+++ RECORDS SUPPLIED

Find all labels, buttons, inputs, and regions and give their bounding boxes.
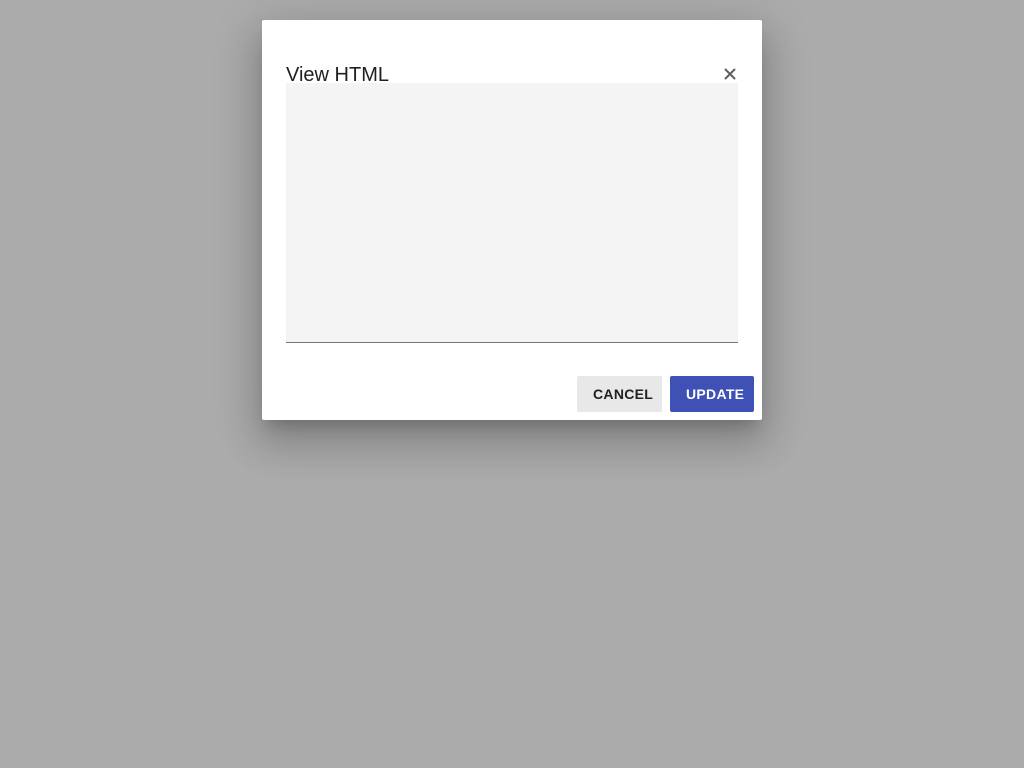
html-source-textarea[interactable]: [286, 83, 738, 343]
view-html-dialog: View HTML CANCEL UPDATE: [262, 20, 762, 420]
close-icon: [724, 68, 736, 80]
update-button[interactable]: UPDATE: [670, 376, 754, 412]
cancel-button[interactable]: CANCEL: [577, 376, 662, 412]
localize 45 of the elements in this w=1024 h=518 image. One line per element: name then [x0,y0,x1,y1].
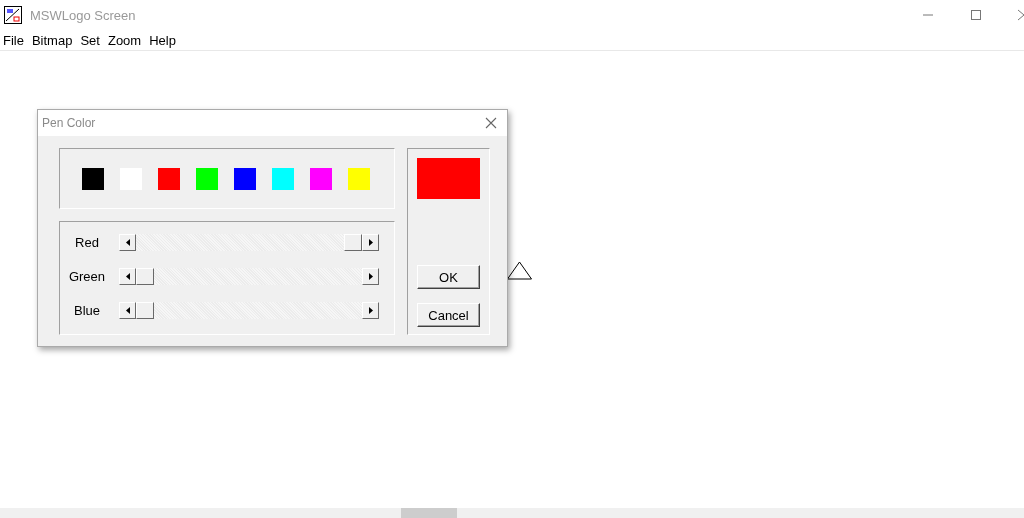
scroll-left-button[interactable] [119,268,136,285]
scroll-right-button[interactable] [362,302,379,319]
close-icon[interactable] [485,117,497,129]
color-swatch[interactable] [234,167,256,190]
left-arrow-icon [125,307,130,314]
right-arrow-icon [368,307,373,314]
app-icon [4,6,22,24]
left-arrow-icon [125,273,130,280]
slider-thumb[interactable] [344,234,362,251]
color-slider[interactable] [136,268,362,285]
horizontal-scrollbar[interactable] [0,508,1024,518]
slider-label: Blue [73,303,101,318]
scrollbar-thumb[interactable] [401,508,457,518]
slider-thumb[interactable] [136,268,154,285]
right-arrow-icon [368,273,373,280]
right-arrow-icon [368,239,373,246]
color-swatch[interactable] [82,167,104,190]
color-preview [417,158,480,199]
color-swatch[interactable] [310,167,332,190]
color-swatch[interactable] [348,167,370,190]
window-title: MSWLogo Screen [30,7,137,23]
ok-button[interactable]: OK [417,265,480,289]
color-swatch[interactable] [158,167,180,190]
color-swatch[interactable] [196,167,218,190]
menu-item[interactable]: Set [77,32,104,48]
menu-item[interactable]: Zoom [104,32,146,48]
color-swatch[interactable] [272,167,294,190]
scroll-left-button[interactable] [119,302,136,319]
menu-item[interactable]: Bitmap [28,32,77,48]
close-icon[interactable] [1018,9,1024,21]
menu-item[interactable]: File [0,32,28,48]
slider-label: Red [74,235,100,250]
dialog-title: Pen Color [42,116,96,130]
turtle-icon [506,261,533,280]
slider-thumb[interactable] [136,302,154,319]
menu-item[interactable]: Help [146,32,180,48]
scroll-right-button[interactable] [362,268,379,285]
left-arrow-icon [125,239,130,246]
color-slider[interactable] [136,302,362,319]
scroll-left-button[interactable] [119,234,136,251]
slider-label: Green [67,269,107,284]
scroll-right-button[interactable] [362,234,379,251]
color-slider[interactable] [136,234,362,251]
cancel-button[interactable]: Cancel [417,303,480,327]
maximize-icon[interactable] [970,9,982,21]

++++++

● GIVEN TASK:
Rewrite the material from the line with "html-source-textarea[interactable]: [286, 83, 738, 343]" up to and including the line with "localize 45 of", changing "update-button" to "save-button" and leaving everything else intact. Return only those lines.

● COMPLETED EXERCISE:
html-source-textarea[interactable]: [286, 83, 738, 343]
view-html-dialog: View HTML CANCEL UPDATE: [262, 20, 762, 420]
close-icon: [724, 68, 736, 80]
save-button[interactable]: UPDATE: [670, 376, 754, 412]
cancel-button[interactable]: CANCEL: [577, 376, 662, 412]
localize 45 of the elements in this w=1024 h=518 image. One line per element: name then [x0,y0,x1,y1].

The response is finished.